- **Problem**:
Collect all lines from the records below that include the word "Activity".

- **Exercise input**:

★ ★ ★ ★ ★ ★ ★

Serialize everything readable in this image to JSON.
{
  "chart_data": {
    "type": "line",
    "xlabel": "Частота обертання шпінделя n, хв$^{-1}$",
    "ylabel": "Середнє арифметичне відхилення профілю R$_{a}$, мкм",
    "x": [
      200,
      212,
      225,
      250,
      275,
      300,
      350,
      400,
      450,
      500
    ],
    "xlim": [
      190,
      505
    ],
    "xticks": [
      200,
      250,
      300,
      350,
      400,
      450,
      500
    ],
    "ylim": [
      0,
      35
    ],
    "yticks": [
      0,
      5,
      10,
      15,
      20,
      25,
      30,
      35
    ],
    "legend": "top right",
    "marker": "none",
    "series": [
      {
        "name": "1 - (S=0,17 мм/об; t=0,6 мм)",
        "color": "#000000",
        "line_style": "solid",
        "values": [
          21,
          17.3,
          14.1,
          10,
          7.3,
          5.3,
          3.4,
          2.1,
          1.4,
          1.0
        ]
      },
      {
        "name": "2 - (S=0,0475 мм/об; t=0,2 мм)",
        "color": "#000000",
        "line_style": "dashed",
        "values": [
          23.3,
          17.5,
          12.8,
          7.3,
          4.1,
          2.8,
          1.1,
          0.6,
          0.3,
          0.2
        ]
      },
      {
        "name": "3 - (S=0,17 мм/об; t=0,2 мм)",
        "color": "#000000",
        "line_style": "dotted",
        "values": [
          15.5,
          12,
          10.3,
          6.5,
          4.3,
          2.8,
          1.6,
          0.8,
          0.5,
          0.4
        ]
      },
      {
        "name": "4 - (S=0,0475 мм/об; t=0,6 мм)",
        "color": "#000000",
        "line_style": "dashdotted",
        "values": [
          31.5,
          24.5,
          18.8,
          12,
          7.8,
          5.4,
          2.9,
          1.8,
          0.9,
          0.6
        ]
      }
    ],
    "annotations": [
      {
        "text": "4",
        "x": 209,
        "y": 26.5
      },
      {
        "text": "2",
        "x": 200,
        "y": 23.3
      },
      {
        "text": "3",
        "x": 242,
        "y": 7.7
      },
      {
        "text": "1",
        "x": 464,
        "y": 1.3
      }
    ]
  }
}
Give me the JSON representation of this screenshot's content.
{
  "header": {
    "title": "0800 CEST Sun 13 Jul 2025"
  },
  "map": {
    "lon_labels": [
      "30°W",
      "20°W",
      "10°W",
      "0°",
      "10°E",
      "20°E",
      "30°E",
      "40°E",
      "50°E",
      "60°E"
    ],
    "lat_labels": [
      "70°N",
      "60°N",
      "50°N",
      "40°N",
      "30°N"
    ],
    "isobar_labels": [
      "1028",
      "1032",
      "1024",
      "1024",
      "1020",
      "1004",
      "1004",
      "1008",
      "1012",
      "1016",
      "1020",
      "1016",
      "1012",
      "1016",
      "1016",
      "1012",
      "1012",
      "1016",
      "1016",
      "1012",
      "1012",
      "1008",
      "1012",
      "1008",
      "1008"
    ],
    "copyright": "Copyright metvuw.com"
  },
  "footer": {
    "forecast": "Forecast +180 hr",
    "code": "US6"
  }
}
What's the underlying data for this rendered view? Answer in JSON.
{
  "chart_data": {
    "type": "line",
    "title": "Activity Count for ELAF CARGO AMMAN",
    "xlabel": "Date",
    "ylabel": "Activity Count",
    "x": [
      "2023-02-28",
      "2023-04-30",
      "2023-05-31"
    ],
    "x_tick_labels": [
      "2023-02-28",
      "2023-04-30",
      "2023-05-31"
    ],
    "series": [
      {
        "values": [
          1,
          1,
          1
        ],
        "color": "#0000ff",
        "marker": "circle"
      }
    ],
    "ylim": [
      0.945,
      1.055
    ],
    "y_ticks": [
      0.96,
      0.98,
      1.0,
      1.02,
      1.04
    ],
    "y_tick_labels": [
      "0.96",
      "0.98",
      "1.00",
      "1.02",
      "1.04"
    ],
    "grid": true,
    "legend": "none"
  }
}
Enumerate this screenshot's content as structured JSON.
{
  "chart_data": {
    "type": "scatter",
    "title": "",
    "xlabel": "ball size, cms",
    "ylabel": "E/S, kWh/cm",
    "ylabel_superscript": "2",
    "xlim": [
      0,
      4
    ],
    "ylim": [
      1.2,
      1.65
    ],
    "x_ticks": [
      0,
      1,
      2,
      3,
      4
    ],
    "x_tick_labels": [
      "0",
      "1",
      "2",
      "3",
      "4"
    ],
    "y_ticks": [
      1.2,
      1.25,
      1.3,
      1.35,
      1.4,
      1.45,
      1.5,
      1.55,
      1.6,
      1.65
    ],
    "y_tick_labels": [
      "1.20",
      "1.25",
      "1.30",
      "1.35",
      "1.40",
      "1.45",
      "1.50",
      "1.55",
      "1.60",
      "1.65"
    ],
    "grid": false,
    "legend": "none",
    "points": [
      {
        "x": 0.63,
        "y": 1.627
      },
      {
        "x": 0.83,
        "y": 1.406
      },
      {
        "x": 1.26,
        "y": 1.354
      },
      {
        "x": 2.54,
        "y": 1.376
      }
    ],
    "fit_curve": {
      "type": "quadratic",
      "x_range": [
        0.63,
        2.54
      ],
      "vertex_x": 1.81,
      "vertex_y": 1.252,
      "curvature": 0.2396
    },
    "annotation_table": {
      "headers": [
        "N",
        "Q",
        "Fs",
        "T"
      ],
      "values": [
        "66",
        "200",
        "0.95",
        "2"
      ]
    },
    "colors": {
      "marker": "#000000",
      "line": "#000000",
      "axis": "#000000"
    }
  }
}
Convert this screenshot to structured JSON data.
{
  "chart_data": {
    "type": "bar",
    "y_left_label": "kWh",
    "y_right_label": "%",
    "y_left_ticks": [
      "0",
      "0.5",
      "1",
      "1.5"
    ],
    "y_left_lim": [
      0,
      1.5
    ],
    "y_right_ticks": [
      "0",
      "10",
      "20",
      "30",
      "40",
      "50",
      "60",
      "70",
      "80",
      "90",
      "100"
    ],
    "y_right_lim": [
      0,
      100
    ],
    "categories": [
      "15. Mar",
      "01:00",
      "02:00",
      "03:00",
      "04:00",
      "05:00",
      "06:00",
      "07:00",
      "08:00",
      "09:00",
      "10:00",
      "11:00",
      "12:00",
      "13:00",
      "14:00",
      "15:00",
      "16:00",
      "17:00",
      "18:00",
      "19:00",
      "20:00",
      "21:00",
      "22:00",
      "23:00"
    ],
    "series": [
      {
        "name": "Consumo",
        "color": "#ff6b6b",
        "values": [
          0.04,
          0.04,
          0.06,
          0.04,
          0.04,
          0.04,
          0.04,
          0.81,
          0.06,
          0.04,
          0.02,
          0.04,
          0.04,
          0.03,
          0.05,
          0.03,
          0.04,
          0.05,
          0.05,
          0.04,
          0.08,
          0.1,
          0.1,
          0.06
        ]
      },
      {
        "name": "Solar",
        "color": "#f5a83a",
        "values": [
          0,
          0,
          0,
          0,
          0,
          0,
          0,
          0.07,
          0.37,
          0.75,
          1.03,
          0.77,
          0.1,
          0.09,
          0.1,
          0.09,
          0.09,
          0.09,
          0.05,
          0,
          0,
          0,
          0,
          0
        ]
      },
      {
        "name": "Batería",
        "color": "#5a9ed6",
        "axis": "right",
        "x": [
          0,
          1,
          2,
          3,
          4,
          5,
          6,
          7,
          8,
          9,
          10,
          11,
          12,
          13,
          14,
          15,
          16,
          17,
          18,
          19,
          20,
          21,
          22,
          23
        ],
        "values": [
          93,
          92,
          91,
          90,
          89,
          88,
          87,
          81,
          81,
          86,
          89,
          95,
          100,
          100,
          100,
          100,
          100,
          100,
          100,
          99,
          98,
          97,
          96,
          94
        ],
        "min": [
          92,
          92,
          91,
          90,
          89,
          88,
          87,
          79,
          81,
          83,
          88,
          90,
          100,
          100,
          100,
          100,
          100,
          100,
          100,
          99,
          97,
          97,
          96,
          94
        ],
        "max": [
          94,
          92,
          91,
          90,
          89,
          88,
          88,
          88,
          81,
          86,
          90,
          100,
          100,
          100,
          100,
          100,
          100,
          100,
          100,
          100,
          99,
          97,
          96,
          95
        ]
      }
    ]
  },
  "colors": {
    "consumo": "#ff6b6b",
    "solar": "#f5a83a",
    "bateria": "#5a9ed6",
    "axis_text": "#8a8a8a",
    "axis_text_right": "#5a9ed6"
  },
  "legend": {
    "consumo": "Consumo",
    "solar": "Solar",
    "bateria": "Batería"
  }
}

★ ★ ★ ★ ★ ★ ★

- **The output**:
    "title": "Activity Count for ELAF CARGO AMMAN",
    "ylabel": "Activity Count",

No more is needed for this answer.